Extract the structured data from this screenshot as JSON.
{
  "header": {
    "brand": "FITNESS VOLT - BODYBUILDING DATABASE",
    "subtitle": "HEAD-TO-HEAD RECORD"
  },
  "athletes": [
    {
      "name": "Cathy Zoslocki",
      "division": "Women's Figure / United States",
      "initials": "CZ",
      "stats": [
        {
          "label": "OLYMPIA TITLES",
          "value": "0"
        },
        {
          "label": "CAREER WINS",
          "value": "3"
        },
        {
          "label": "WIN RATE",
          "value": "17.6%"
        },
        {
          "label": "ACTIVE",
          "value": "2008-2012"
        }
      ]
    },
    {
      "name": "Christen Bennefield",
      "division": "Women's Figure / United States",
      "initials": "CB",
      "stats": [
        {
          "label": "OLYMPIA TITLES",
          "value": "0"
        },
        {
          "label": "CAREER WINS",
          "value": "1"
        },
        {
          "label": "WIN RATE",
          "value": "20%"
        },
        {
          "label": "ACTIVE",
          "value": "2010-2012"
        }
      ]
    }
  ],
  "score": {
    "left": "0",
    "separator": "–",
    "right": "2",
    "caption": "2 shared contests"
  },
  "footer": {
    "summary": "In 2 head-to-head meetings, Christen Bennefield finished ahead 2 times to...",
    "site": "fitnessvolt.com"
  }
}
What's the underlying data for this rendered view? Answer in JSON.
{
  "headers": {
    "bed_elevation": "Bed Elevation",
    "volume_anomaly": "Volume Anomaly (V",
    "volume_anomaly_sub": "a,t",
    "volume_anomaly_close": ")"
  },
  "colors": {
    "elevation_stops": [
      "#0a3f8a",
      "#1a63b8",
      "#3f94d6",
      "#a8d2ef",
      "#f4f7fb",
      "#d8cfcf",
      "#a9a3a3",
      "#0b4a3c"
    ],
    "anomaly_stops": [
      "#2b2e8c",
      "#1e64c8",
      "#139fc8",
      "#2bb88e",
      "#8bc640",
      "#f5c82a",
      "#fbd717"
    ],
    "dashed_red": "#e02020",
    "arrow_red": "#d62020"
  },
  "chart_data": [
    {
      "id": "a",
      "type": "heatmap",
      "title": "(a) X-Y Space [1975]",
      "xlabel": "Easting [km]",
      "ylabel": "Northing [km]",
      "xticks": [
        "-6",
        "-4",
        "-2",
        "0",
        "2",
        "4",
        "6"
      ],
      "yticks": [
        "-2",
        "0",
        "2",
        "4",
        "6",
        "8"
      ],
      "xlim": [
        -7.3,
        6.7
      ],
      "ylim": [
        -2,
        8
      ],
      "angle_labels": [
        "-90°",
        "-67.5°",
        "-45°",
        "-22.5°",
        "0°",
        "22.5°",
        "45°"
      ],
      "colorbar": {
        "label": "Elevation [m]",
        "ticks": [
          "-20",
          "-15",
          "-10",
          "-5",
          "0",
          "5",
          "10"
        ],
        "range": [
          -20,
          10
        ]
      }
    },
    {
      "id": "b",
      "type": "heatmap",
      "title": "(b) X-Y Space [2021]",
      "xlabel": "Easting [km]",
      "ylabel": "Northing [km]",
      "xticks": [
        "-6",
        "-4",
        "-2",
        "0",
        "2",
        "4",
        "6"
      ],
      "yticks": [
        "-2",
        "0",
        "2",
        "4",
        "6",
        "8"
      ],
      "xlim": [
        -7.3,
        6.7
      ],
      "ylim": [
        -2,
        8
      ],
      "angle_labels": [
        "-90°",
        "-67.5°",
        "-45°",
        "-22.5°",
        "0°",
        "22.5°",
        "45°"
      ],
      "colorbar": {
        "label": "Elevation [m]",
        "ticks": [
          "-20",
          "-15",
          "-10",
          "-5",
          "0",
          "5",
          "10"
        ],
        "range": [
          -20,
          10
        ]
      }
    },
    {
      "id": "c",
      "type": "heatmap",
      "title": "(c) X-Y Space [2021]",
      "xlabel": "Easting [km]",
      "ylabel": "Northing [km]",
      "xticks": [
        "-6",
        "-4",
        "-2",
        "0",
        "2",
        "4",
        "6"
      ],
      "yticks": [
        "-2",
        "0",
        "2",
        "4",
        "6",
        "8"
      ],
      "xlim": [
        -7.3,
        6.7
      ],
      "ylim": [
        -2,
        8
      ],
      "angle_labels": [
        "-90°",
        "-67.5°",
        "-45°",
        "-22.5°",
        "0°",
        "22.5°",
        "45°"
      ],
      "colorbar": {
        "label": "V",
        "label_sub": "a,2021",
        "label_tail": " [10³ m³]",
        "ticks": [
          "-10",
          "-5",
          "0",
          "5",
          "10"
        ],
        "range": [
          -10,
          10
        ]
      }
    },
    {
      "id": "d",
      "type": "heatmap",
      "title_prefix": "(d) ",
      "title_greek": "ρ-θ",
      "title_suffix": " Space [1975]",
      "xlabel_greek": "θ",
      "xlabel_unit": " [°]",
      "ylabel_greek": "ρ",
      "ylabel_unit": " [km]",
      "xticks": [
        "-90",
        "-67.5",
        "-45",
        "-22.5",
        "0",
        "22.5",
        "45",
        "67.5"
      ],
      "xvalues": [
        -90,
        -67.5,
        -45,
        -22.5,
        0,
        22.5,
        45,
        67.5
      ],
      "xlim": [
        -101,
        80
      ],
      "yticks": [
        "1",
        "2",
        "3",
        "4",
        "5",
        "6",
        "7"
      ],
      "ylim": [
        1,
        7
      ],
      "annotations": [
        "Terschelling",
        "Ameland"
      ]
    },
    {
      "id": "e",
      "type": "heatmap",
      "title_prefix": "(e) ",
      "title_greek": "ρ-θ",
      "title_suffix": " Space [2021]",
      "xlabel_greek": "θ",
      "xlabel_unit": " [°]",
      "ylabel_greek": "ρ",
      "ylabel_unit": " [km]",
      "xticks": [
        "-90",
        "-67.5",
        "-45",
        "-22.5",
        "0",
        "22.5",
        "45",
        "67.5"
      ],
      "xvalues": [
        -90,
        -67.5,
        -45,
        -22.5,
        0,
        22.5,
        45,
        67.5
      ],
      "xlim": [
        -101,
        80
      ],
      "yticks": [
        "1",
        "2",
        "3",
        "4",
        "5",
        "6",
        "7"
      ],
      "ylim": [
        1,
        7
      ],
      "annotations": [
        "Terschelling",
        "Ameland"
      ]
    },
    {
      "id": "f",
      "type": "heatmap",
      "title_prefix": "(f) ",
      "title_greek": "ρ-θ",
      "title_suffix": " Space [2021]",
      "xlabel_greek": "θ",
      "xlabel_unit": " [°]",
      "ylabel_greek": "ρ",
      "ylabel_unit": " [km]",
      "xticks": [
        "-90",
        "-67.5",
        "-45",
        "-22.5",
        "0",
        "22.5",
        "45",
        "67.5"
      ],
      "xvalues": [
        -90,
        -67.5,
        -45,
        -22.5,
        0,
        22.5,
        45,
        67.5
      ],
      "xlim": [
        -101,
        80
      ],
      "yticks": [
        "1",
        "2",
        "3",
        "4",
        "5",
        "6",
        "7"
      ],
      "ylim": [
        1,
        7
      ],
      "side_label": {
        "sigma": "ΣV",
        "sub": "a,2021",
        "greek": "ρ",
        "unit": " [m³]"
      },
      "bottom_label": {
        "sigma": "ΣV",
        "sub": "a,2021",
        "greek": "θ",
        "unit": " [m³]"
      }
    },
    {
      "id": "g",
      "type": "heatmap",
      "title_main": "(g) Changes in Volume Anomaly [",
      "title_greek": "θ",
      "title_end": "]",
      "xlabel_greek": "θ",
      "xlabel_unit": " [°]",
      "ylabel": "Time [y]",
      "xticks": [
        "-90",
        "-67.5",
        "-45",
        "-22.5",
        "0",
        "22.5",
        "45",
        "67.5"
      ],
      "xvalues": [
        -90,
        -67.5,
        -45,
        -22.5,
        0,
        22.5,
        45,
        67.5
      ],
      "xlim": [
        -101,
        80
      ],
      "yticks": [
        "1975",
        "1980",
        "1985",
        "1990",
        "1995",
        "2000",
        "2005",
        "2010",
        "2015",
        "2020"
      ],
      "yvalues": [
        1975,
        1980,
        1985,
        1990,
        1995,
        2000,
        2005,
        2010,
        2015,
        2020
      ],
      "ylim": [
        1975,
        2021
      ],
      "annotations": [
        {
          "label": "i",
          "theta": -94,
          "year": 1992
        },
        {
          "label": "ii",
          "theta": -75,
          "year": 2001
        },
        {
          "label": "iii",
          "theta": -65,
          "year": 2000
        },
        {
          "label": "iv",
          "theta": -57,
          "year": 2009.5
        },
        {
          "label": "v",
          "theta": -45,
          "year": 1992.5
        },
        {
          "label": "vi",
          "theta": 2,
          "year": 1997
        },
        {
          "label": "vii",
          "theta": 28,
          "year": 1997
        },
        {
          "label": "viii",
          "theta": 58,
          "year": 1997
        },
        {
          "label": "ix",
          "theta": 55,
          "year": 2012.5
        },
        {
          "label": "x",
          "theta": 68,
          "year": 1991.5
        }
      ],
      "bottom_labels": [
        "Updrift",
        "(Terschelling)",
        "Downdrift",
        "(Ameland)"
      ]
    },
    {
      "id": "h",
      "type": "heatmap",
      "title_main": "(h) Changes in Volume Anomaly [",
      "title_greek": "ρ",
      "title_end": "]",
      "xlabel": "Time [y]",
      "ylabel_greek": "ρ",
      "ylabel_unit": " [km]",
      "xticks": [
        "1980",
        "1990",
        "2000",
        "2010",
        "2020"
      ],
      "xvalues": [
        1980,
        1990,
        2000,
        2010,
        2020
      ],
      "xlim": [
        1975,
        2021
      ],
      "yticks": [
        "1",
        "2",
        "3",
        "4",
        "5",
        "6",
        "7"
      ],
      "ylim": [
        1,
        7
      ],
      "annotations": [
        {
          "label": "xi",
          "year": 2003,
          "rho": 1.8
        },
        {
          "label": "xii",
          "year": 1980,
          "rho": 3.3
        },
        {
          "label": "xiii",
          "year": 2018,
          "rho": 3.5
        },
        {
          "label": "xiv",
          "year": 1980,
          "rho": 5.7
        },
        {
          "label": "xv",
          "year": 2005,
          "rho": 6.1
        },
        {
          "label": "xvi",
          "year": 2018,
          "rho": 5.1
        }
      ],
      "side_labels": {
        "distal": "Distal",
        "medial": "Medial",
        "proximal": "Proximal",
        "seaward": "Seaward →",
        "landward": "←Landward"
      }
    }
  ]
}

· · ·

**Task brief**
Reply with nothing except the number of lines in the listing above that include "Changes".

**Output**
2